**CHALLENGE:**
Make an exact copy of the entries below with the pictures removed.

[Items from a data source]
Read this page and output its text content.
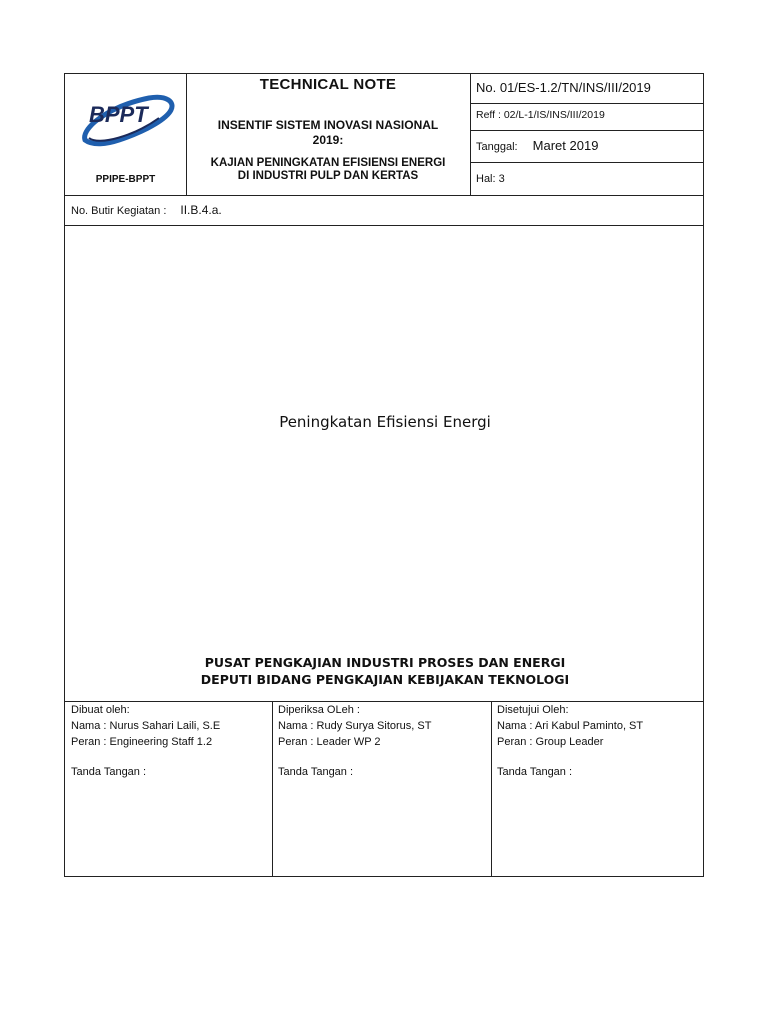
BPPT
PPIPE-BPPT
TECHNICAL NOTE
INSENTIF SISTEM INOVASI NASIONAL
2019:
KAJIAN PENINGKATAN EFISIENSI ENERGI
DI INDUSTRI PULP DAN KERTAS
No. 01/ES-1.2/TN/INS/III/2019
Reff : 02/L-1/IS/INS/III/2019
Tanggal: Maret 2019
Hal: 3
No. Butir Kegiatan : II.B.4.a.
Peningkatan Efisiensi Energi
PUSAT PENGKAJIAN INDUSTRI PROSES DAN ENERGI
DEPUTI BIDANG PENGKAJIAN KEBIJAKAN TEKNOLOGI
Dibuat oleh:
Nama : Nurus Sahari Laili, S.E
Peran : Engineering Staff 1.2
Tanda Tangan :
Diperiksa OLeh :
Nama : Rudy Surya Sitorus, ST
Peran : Leader WP 2
Tanda Tangan :
Disetujui Oleh:
Nama : Ari Kabul Paminto, ST
Peran : Group Leader
Tanda Tangan :
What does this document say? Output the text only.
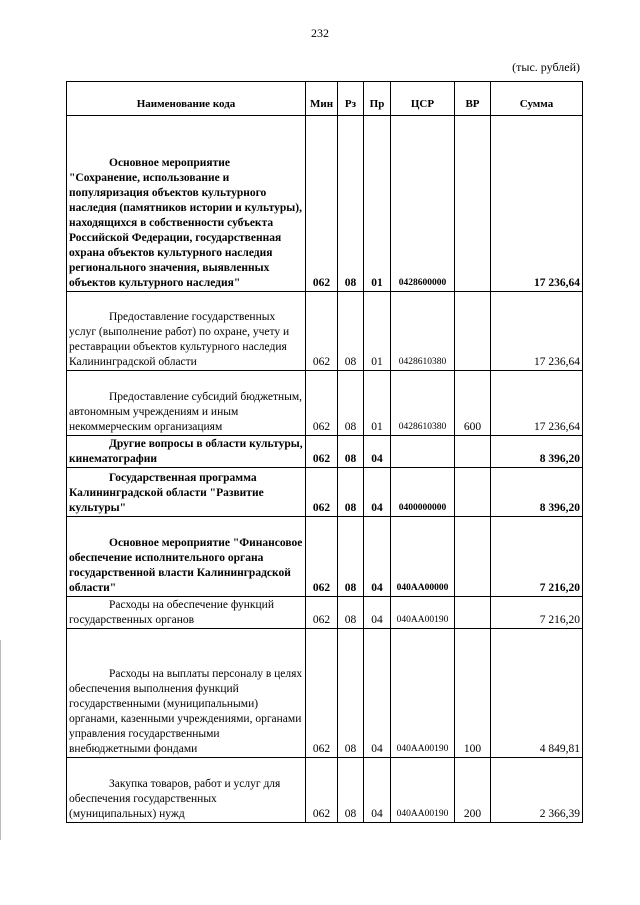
232
(тыс. рублей)
Наименование кода	Мин	Рз	Пр	ЦСР	ВР	Сумма
Основное мероприятие "Сохранение, использование и популяризация объектов культурного наследия (памятников истории и культуры), находящихся в собственности субъекта Российской Федерации, государственная охрана объектов культурного наследия регионального значения, выявленных объектов культурного наследия"	062	08	01	0428600000		17 236,64
Предоставление государственных услуг (выполнение работ) по охране, учету и реставрации объектов культурного наследия Калининградской области	062	08	01	0428610380		17 236,64
Предоставление субсидий бюджетным, автономным учреждениям и иным некоммерческим организациям	062	08	01	0428610380	600	17 236,64
Другие вопросы в области культуры, кинематографии	062	08	04			8 396,20
Государственная программа Калининградской области "Развитие культуры"	062	08	04	0400000000		8 396,20
Основное мероприятие "Финансовое обеспечение исполнительного органа государственной власти Калининградской области"	062	08	04	040АА00000		7 216,20
Расходы на обеспечение функций государственных органов	062	08	04	040АА00190		7 216,20
Расходы на выплаты персоналу в целях обеспечения выполнения функций государственными (муниципальными) органами, казенными учреждениями, органами управления государственными внебюджетными фондами	062	08	04	040АА00190	100	4 849,81
Закупка товаров, работ и услуг для обеспечения государственных (муниципальных) нужд	062	08	04	040АА00190	200	2 366,39
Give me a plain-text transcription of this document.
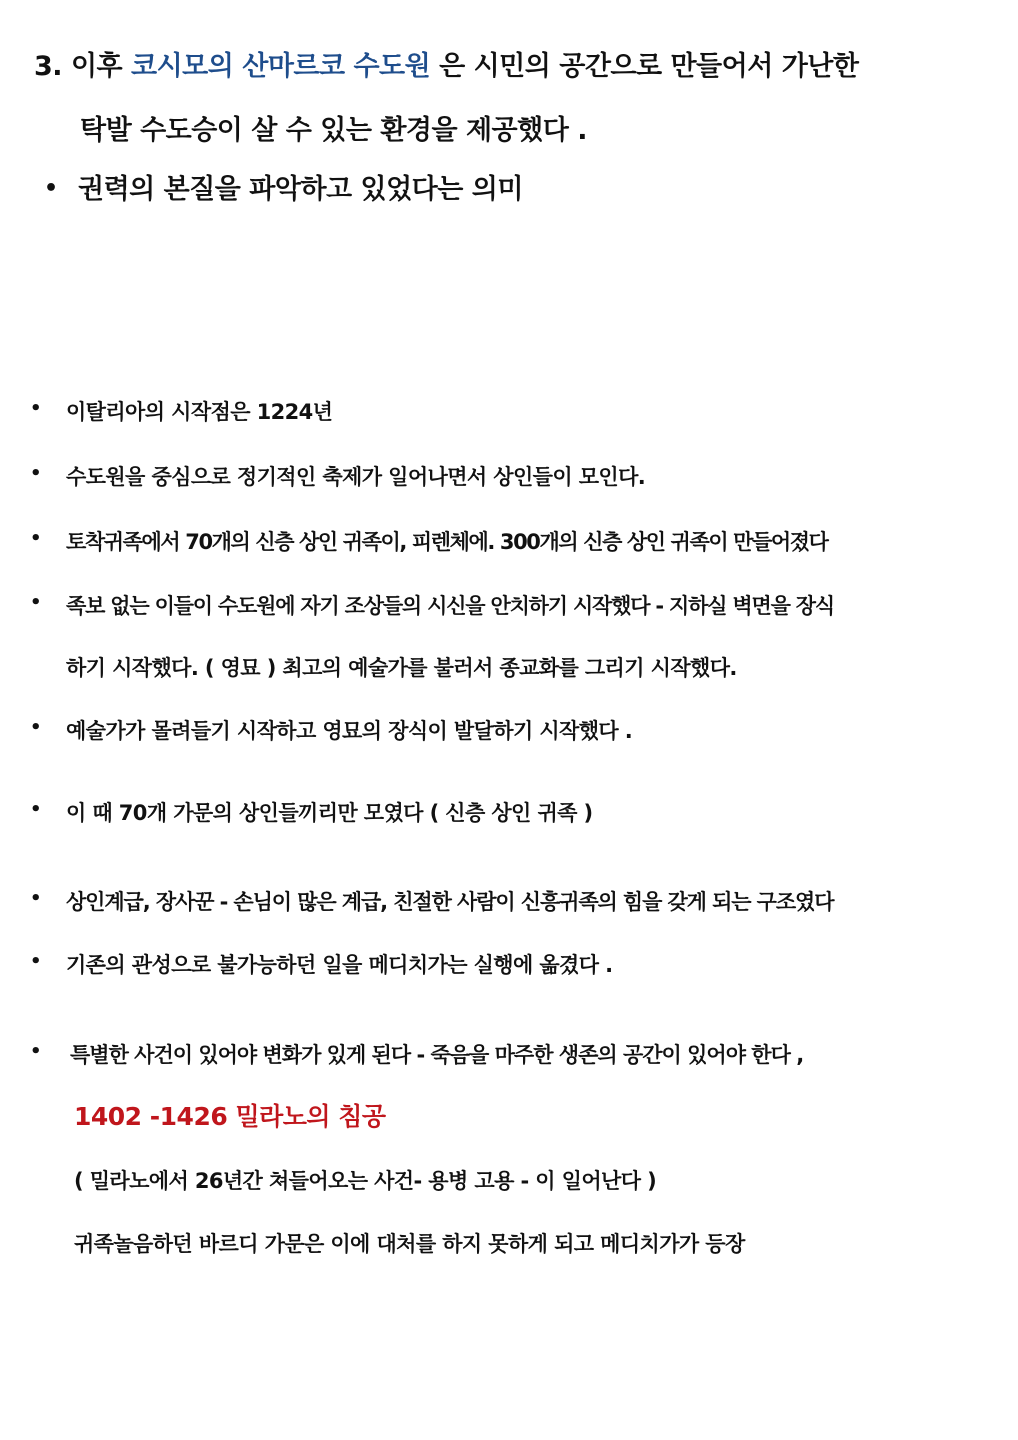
3. 이후 코시모의 산마르코 수도원 은 시민의 공간으로 만들어서 가난한
탁발 수도승이 살 수 있는 환경을 제공했다 .
• 권력의 본질을 파악하고 있었다는 의미
• 이탈리아의 시작점은 1224년
• 수도원을 중심으로 정기적인 축제가 일어나면서 상인들이 모인다.
• 토착귀족에서 70개의 신층 상인 귀족이, 피렌체에. 300개의 신층 상인 귀족이 만들어졌다
• 족보 없는 이들이 수도원에 자기 조상들의 시신을 안치하기 시작했다 - 지하실 벽면을 장식
하기 시작했다. ( 영묘 ) 최고의 예술가를 불러서 종교화를 그리기 시작했다.
• 예술가가 몰려들기 시작하고 영묘의 장식이 발달하기 시작했다 .
• 이 때 70개 가문의 상인들끼리만 모였다 ( 신층 상인 귀족 )
• 상인계급, 장사꾼 - 손님이 많은 계급, 친절한 사람이 신흥귀족의 힘을 갖게 되는 구조였다
• 기존의 관성으로 불가능하던 일을 메디치가는 실행에 옮겼다 .
• 특별한 사건이 있어야 변화가 있게 된다 - 죽음을 마주한 생존의 공간이 있어야 한다 ,
1402 -1426 밀라노의 침공
( 밀라노에서 26년간 쳐들어오는 사건- 용병 고용 - 이 일어난다 )
귀족놀음하던 바르디 가문은 이에 대처를 하지 못하게 되고 메디치가가 등장
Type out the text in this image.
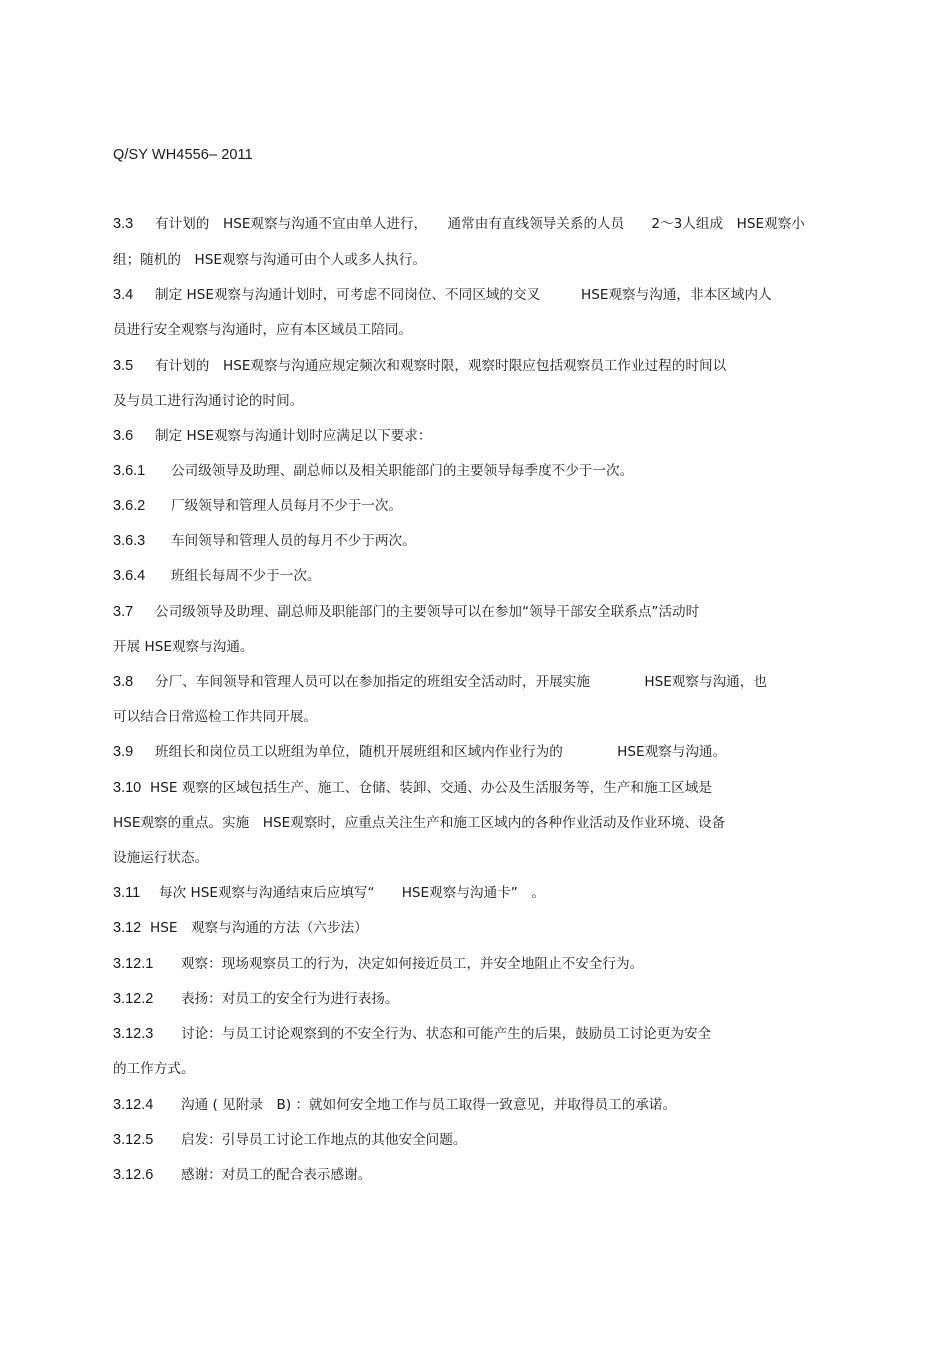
Q/SY WH4556– 2011
3.3 有计划的　HSE观察与沟通不宜由单人进行，　　通常由有直线领导关系的人员　　2～3人组成　HSE观察小
组；随机的　HSE观察与沟通可由个人或多人执行。
3.4 制定 HSE观察与沟通计划时，可考虑不同岗位、不同区域的交叉　　　HSE观察与沟通，非本区域内人
员进行安全观察与沟通时，应有本区域员工陪同。
3.5 有计划的　HSE观察与沟通应规定频次和观察时限，观察时限应包括观察员工作业过程的时间以
及与员工进行沟通讨论的时间。
3.6 制定 HSE观察与沟通计划时应满足以下要求：
3.6.1 公司级领导及助理、副总师以及相关职能部门的主要领导每季度不少于一次。
3.6.2 厂级领导和管理人员每月不少于一次。
3.6.3 车间领导和管理人员的每月不少于两次。
3.6.4 班组长每周不少于一次。
3.7 公司级领导及助理、副总师及职能部门的主要领导可以在参加“领导干部安全联系点”活动时
开展 HSE观察与沟通。
3.8 分厂、车间领导和管理人员可以在参加指定的班组安全活动时，开展实施　　　　HSE观察与沟通，也
可以结合日常巡检工作共同开展。
3.9 班组长和岗位员工以班组为单位，随机开展班组和区域内作业行为的　　　　HSE观察与沟通。
3.10 HSE 观察的区域包括生产、施工、仓储、装卸、交通、办公及生活服务等，生产和施工区域是
HSE观察的重点。实施　HSE观察时，应重点关注生产和施工区域内的各种作业活动及作业环境、设备
设施运行状态。
3.11 每次 HSE观察与沟通结束后应填写“　　HSE观察与沟通卡”　。
3.12 HSE　观察与沟通的方法（六步法）
3.12.1 观察：现场观察员工的行为，决定如何接近员工，并安全地阻止不安全行为。
3.12.2 表扬：对员工的安全行为进行表扬。
3.12.3 讨论：与员工讨论观察到的不安全行为、状态和可能产生的后果，鼓励员工讨论更为安全
的工作方式。
3.12.4 沟通 ( 见附录　B) ：就如何安全地工作与员工取得一致意见，并取得员工的承诺。
3.12.5 启发：引导员工讨论工作地点的其他安全问题。
3.12.6 感谢：对员工的配合表示感谢。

**REPLY TO THE EXERCISE:**
Read this page and output its text content.
BPPT
PPIPE-BPPT
TECHNICAL NOTE
INSENTIF SISTEM INOVASI NASIONAL
2019:
KAJIAN PENINGKATAN EFISIENSI ENERGI
DI INDUSTRI PULP DAN KERTAS
No. 01/ES-1.2/TN/INS/III/2019
Reff : 02/L-1/IS/INS/III/2019
Tanggal: Maret 2019
Hal: 3
No. Butir Kegiatan : II.B.4.a.
Peningkatan Efisiensi Energi
PUSAT PENGKAJIAN INDUSTRI PROSES DAN ENERGI
DEPUTI BIDANG PENGKAJIAN KEBIJAKAN TEKNOLOGI
Dibuat oleh:
Nama : Nurus Sahari Laili, S.E
Peran : Engineering Staff 1.2
Tanda Tangan :
Diperiksa OLeh :
Nama : Rudy Surya Sitorus, ST
Peran : Leader WP 2
Tanda Tangan :
Disetujui Oleh:
Nama : Ari Kabul Paminto, ST
Peran : Group Leader
Tanda Tangan :
What does this document say? Output the text only.
232
(тыс. рублей)
Наименование кода	Мин	Рз	Пр	ЦСР	ВР	Сумма
Основное мероприятие "Сохранение, использование и популяризация объектов культурного наследия (памятников истории и культуры), находящихся в собственности субъекта Российской Федерации, государственная охрана объектов культурного наследия регионального значения, выявленных объектов культурного наследия"	062	08	01	0428600000		17 236,64
Предоставление государственных услуг (выполнение работ) по охране, учету и реставрации объектов культурного наследия Калининградской области	062	08	01	0428610380		17 236,64
Предоставление субсидий бюджетным, автономным учреждениям и иным некоммерческим организациям	062	08	01	0428610380	600	17 236,64
Другие вопросы в области культуры, кинематографии	062	08	04			8 396,20
Государственная программа Калининградской области "Развитие культуры"	062	08	04	0400000000		8 396,20
Основное мероприятие "Финансовое обеспечение исполнительного органа государственной власти Калининградской области"	062	08	04	040АА00000		7 216,20
Расходы на обеспечение функций государственных органов	062	08	04	040АА00190		7 216,20
Расходы на выплаты персоналу в целях обеспечения выполнения функций государственными (муниципальными) органами, казенными учреждениями, органами управления государственными внебюджетными фондами	062	08	04	040АА00190	100	4 849,81
Закупка товаров, работ и услуг для обеспечения государственных (муниципальных) нужд	062	08	04	040АА00190	200	2 366,39
Give me a plain-text transcription of this document.
3. 이후 코시모의 산마르코 수도원 은 시민의 공간으로 만들어서 가난한
탁발 수도승이 살 수 있는 환경을 제공했다 .
• 권력의 본질을 파악하고 있었다는 의미
• 이탈리아의 시작점은 1224년
• 수도원을 중심으로 정기적인 축제가 일어나면서 상인들이 모인다.
• 토착귀족에서 70개의 신층 상인 귀족이, 피렌체에. 300개의 신층 상인 귀족이 만들어졌다
• 족보 없는 이들이 수도원에 자기 조상들의 시신을 안치하기 시작했다 - 지하실 벽면을 장식
하기 시작했다. ( 영묘 ) 최고의 예술가를 불러서 종교화를 그리기 시작했다.
• 예술가가 몰려들기 시작하고 영묘의 장식이 발달하기 시작했다 .
• 이 때 70개 가문의 상인들끼리만 모였다 ( 신층 상인 귀족 )
• 상인계급, 장사꾼 - 손님이 많은 계급, 친절한 사람이 신흥귀족의 힘을 갖게 되는 구조였다
• 기존의 관성으로 불가능하던 일을 메디치가는 실행에 옮겼다 .
• 특별한 사건이 있어야 변화가 있게 된다 - 죽음을 마주한 생존의 공간이 있어야 한다 ,
1402 -1426 밀라노의 침공
( 밀라노에서 26년간 쳐들어오는 사건- 용병 고용 - 이 일어난다 )
귀족놀음하던 바르디 가문은 이에 대처를 하지 못하게 되고 메디치가가 등장
Type out the text in this image.
Q/SY WH4556– 2011
3.3 有计划的　HSE观察与沟通不宜由单人进行，　　通常由有直线领导关系的人员　　2～3人组成　HSE观察小
组；随机的　HSE观察与沟通可由个人或多人执行。
3.4 制定 HSE观察与沟通计划时，可考虑不同岗位、不同区域的交叉　　　HSE观察与沟通，非本区域内人
员进行安全观察与沟通时，应有本区域员工陪同。
3.5 有计划的　HSE观察与沟通应规定频次和观察时限，观察时限应包括观察员工作业过程的时间以
及与员工进行沟通讨论的时间。
3.6 制定 HSE观察与沟通计划时应满足以下要求：
3.6.1 公司级领导及助理、副总师以及相关职能部门的主要领导每季度不少于一次。
3.6.2 厂级领导和管理人员每月不少于一次。
3.6.3 车间领导和管理人员的每月不少于两次。
3.6.4 班组长每周不少于一次。
3.7 公司级领导及助理、副总师及职能部门的主要领导可以在参加“领导干部安全联系点”活动时
开展 HSE观察与沟通。
3.8 分厂、车间领导和管理人员可以在参加指定的班组安全活动时，开展实施　　　　HSE观察与沟通，也
可以结合日常巡检工作共同开展。
3.9 班组长和岗位员工以班组为单位，随机开展班组和区域内作业行为的　　　　HSE观察与沟通。
3.10 HSE 观察的区域包括生产、施工、仓储、装卸、交通、办公及生活服务等，生产和施工区域是
HSE观察的重点。实施　HSE观察时，应重点关注生产和施工区域内的各种作业活动及作业环境、设备
设施运行状态。
3.11 每次 HSE观察与沟通结束后应填写“　　HSE观察与沟通卡”　。
3.12 HSE　观察与沟通的方法（六步法）
3.12.1 观察：现场观察员工的行为，决定如何接近员工，并安全地阻止不安全行为。
3.12.2 表扬：对员工的安全行为进行表扬。
3.12.3 讨论：与员工讨论观察到的不安全行为、状态和可能产生的后果，鼓励员工讨论更为安全
的工作方式。
3.12.4 沟通 ( 见附录　B) ：就如何安全地工作与员工取得一致意见，并取得员工的承诺。
3.12.5 启发：引导员工讨论工作地点的其他安全问题。
3.12.6 感谢：对员工的配合表示感谢。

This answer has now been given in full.